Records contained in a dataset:
================================
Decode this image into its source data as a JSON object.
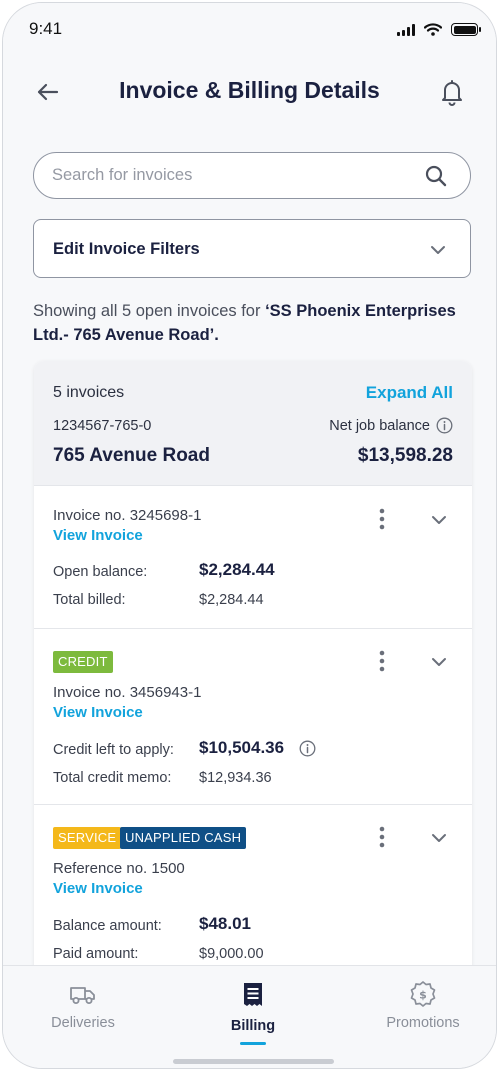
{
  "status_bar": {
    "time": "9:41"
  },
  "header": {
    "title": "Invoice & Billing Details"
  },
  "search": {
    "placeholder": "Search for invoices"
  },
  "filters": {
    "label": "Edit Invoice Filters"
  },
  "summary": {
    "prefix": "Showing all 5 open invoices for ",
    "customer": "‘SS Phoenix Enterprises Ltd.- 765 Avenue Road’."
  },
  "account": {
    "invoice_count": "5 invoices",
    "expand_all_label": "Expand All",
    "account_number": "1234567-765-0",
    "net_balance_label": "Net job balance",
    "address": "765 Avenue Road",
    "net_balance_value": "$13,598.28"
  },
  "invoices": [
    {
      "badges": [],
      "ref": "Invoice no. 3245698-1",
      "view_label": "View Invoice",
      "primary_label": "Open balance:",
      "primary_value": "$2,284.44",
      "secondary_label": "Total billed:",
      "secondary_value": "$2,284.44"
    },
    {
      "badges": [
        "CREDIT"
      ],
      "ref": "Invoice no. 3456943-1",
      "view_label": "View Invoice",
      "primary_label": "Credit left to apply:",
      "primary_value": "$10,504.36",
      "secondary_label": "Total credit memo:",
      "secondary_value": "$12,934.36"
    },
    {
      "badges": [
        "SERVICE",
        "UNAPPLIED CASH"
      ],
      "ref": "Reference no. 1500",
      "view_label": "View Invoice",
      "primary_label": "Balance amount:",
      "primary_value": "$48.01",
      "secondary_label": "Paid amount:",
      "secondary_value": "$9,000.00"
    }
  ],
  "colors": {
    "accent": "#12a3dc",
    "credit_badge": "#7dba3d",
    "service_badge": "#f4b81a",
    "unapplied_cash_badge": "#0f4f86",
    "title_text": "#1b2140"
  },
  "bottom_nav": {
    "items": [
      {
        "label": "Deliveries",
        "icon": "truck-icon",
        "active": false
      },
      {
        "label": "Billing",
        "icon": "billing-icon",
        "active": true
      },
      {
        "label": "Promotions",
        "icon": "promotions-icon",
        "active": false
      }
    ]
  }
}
================================
__SHORT PROBLEM__
Pull out and copy each line containing the string "icon".

__OUTPUT FOR THIS TASK__
        "icon": "truck-icon",
        "icon": "billing-icon",
        "icon": "promotions-icon",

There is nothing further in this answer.